# Problem to work on
Repeat the whole of the data, keeping every detail the same.

# Data listing
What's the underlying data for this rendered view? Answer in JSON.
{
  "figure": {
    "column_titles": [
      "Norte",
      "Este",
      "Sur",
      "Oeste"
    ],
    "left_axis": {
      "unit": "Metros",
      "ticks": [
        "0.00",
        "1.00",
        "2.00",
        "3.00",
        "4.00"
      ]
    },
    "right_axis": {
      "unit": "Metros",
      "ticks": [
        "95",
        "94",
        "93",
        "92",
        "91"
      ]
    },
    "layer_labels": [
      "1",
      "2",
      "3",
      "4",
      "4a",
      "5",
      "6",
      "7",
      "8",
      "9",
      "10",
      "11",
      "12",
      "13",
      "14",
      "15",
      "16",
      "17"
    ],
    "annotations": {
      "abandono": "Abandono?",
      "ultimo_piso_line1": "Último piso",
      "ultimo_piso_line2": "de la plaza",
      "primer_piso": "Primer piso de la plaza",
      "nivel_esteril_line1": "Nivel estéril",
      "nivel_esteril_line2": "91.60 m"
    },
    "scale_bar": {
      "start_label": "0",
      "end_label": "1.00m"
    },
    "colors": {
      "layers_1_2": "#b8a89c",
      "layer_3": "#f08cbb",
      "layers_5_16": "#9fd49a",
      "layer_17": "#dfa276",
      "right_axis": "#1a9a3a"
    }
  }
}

# Final result
What's the underlying data for this rendered view? Answer in JSON.
{
  "figure": {
    "column_titles": [
      "Norte",
      "Este",
      "Sur",
      "Oeste"
    ],
    "left_axis": {
      "unit": "Metros",
      "ticks": [
        "0.00",
        "1.00",
        "2.00",
        "3.00",
        "4.00"
      ]
    },
    "right_axis": {
      "unit": "Metros",
      "ticks": [
        "95",
        "94",
        "93",
        "92",
        "91"
      ]
    },
    "layer_labels": [
      "1",
      "2",
      "3",
      "4",
      "4a",
      "5",
      "6",
      "7",
      "8",
      "9",
      "10",
      "11",
      "12",
      "13",
      "14",
      "15",
      "16",
      "17"
    ],
    "annotations": {
      "abandono": "Abandono?",
      "ultimo_piso_line1": "Último piso",
      "ultimo_piso_line2": "de la plaza",
      "primer_piso": "Primer piso de la plaza",
      "nivel_esteril_line1": "Nivel estéril",
      "nivel_esteril_line2": "91.60 m"
    },
    "scale_bar": {
      "start_label": "0",
      "end_label": "1.00m"
    },
    "colors": {
      "layers_1_2": "#b8a89c",
      "layer_3": "#f08cbb",
      "layers_5_16": "#9fd49a",
      "layer_17": "#dfa276",
      "right_axis": "#1a9a3a"
    }
  }
}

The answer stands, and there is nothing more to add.